=== EXTRAIT ===

Dans la même logique, mise en place d’un ratio Service de la dette /revenu, ce qui devrait éviter d’accorder des crédits à des clients peu solvables. On se souvient en effet de la crise des subprime. Cette crise concernait un compartiment du marché immobilier américain destiné à une clientèle peu solvable dont le système fonctionnait sur la base de taux variables grâce à une garantie prise sur le bien financé. Cette situation était idéale lorsque deux conditions étaient réunies : hausse continue de l’immobilier et taux maintenus à bas niveau durablement ; que l’une de ces conditions disparaisse et alors le bel édifice s’écroulait
Surveillance de certains ratios et limites de bilan des banques (ratio de fonds propres, taille des ressources empruntées et niveaux des gaps de taux et de liquidité)
Surveillance des prises de risque excessives pour rétablir la rentabilité des fonds propres. S’ils conservent la même exigence qu’auparavant de rentabilité des fonds propres, alors beaucoup d’intermédiaires choisiront, pour une même consommation de capital, les actifs les plus risqués.
6. Renforcer la coopération monétaire internationale en mettant en place de nouveaux indicateurs
Nous imaginons 2 types d’indicateurs :
Mise en place d’une mesure de la croissance de la masse monétaire à l’échelle « mondiale » de telle façon que les décisions individuelles de Banques Centrales aboutissant à un excès de liquidité globale ne viennent pas perturber l’efficacité de la politique monétaire d’autres banques centrales
Il n’existe aucune organisation internationale qui ne proteste quand les politiques de change des pays sont clairement non coopératives (Chine, Etats Unis, Royaume Uni…).
Par exemple, le quantitative easing de la FED crée de la liquidité qui va certes financer la dette américaine mais qui va s’investir aussi sur les actifs émergents (devises, obligations et actions) et sur les matières premières ; cette dépréciation organisée du dollar et cette appréciation des devises émergentes ont conduit les banques centrales d’Asie à créer à leur tour de la liquidité en émettant de la monnaie nationale destinée à être vendue contre dollar (compétitivité des émergents oblige). Ce sont des monnaies telles que l’Euro qui jouent alors le rôle de variable d’ajustement via une appréciation au-delà de ce que l’économie de la zone ne peut supporter. Il faut pouvoir peser de tout son poids au niveau français en particulier et européen en général pour définir des taux de change stables tout en étant ajustables
7. Pour une meilleure prévention du risque systémique
Les autorités de tutelle doivent mener une vraie supervision macroéconomique des politiques économiques des pays et mettre en place des indicateurs de risques systémiques liés justement à ces risques macroéconomiques.
Les banques centrales doivent pouvoir jouer un rôle majeur dans le pilotage des stress-tests appliqués au secteur bancaire avec l’établissement de scénarii simultanés très défavorables sur le plan des risques macroéconomiques :
L’objectif majeur est bien de faire le lien entre le risque systémique macroéconomique et le risque systémique bancaire, ce qui n’a jamais été vraiment réalisé.

===

[CONSIGNES]
a - Résumez l'extrait en deux phrases.
b - Recopiez tout ce qui, dans l'extrait, va de « Dans la même » jusqu'à « et de liquidité) ».
c - Selon l'extrait, quelles étaient les deux conditions qui rendaient idéale la situation du marché des subprime ?

=== DONNÉES ===

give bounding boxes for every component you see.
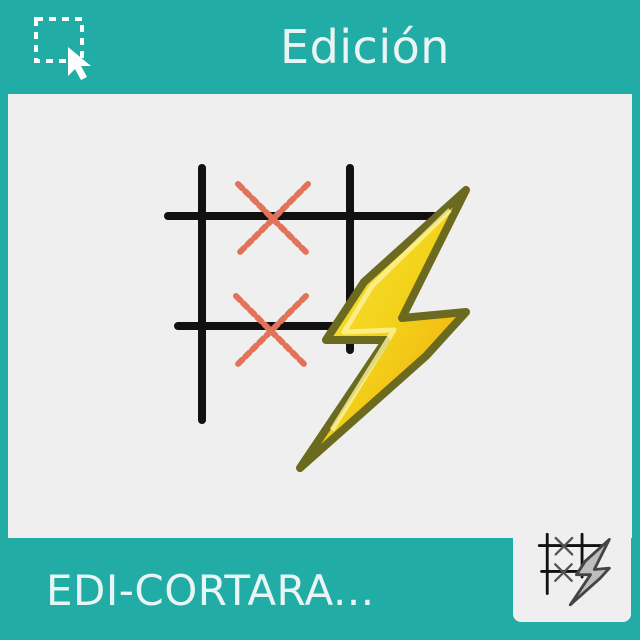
ladder-cut-lightning-icon — [150, 160, 490, 480]
tool-label: EDI-CORTARA... — [46, 566, 375, 615]
category-title-wrap: Edición — [240, 14, 500, 80]
ladder-cut-lightning-thumbnail-icon[interactable] — [513, 522, 631, 622]
category-title: Edición — [280, 20, 450, 74]
tool-tile[interactable]: Edición EDI-CORTARA... — [0, 0, 640, 640]
tile-header: Edición — [0, 0, 640, 92]
selection-cursor-icon[interactable] — [28, 14, 100, 80]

===

[RÉPONSES]
a - L'extrait propose de renforcer l'encadrement des banques, notamment par un ratio service de la dette/revenu, la surveillance de certains ratios et limites de bilan et celle des prises de risque excessives. Il préconise aussi de renforcer la coopération monétaire internationale par de nouveaux indicateurs, comme une mesure mondiale de la croissance de la masse monétaire, et de mieux prévenir le risque systémique grâce à une supervision macroéconomique et à des stress-tests pilotés par les banques centrales.

b -
Dans la même logique, mise en place d’un ratio Service de la dette /revenu, ce qui devrait éviter d’accorder des crédits à des clients peu solvables. On se souvient en effet de la crise des subprime. Cette crise concernait un compartiment du marché immobilier américain destiné à une clientèle peu solvable dont le système fonctionnait sur la base de taux variables grâce à une garantie prise sur le bien financé. Cette situation était idéale lorsque deux conditions étaient réunies : hausse continue de l’immobilier et taux maintenus à bas niveau durablement ; que l’une de ces conditions disparaisse et alors le bel édifice s’écroulait
Surveillance de certains ratios et limites de bilan des banques (ratio de fonds propres, taille des ressources empruntées et niveaux des gaps de taux et de liquidité)

c - Une hausse continue de l'immobilier et des taux maintenus durablement à bas niveau.